** BEGIN PROVIDED RECORDS **
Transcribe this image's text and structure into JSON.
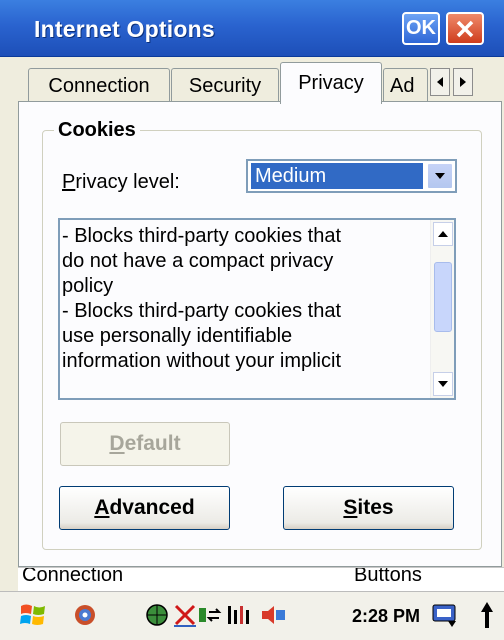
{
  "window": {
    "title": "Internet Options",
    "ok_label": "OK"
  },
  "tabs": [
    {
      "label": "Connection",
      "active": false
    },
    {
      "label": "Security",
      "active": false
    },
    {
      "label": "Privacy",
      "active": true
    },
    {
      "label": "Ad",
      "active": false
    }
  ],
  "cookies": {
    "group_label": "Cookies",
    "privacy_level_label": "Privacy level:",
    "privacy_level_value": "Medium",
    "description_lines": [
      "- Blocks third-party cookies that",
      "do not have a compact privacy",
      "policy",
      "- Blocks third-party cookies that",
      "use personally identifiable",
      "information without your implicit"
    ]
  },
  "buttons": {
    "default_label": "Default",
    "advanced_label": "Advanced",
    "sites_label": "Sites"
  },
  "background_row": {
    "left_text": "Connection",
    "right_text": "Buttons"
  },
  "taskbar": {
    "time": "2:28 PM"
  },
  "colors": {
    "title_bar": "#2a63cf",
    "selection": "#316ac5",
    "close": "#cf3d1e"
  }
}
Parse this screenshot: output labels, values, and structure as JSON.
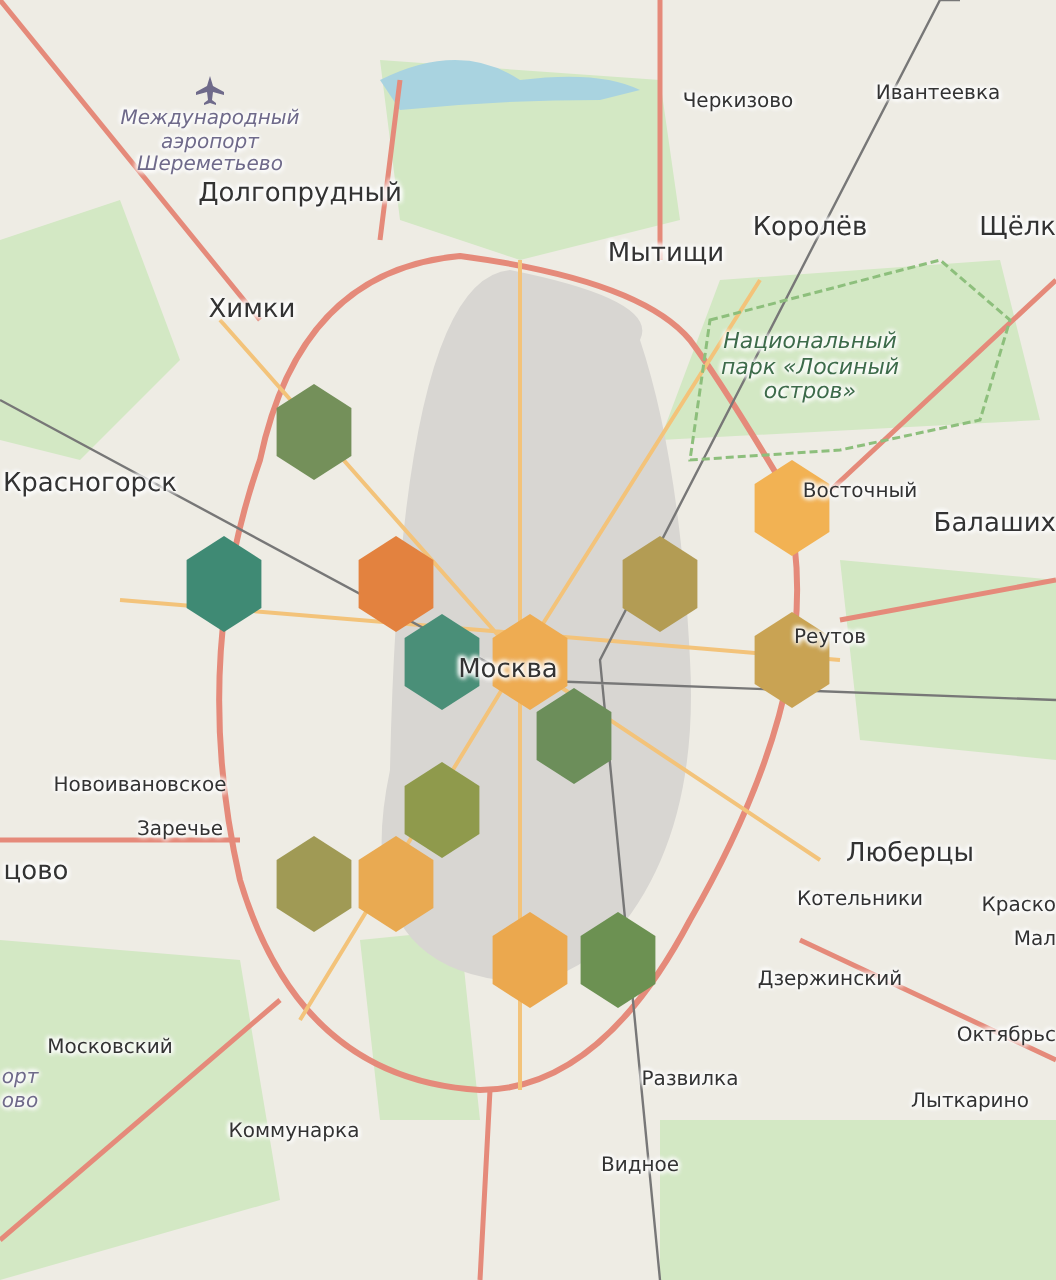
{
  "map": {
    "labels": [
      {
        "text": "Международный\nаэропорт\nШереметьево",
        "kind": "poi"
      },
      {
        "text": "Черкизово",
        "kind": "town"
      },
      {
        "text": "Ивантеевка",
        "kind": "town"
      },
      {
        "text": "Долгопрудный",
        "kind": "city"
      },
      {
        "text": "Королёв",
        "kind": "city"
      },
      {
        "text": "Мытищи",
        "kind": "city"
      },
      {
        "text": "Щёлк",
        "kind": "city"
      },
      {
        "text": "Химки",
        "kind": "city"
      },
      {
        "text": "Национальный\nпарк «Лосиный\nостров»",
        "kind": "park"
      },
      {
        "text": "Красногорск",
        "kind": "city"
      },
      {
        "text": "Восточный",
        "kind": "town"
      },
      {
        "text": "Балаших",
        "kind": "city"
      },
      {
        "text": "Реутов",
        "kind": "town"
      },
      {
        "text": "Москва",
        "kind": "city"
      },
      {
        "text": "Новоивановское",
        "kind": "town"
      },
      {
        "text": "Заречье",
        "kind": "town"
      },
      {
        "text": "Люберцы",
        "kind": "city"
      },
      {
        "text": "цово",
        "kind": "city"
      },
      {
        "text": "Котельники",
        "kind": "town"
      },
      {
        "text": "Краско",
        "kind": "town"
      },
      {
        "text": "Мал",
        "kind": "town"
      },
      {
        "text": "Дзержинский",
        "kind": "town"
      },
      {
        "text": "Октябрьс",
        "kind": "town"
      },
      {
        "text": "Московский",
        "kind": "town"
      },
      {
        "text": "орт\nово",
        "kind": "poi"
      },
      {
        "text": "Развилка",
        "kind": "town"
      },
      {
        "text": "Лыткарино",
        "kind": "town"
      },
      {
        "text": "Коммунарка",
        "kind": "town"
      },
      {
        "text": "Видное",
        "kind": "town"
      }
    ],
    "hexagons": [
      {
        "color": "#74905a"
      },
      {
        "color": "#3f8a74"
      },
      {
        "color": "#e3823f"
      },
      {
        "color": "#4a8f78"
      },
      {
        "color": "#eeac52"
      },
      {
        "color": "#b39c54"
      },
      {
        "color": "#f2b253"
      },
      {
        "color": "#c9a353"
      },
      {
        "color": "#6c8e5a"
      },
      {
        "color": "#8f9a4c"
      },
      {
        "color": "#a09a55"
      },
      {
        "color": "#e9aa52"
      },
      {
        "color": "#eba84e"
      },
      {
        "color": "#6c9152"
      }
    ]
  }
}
** END PROVIDED RECORDS **
→ **TASK INSTRUCTIONS**: The word "this" appears in how many lines of the records? Give the number only.

→ **EXERCISE ANSWER**: 2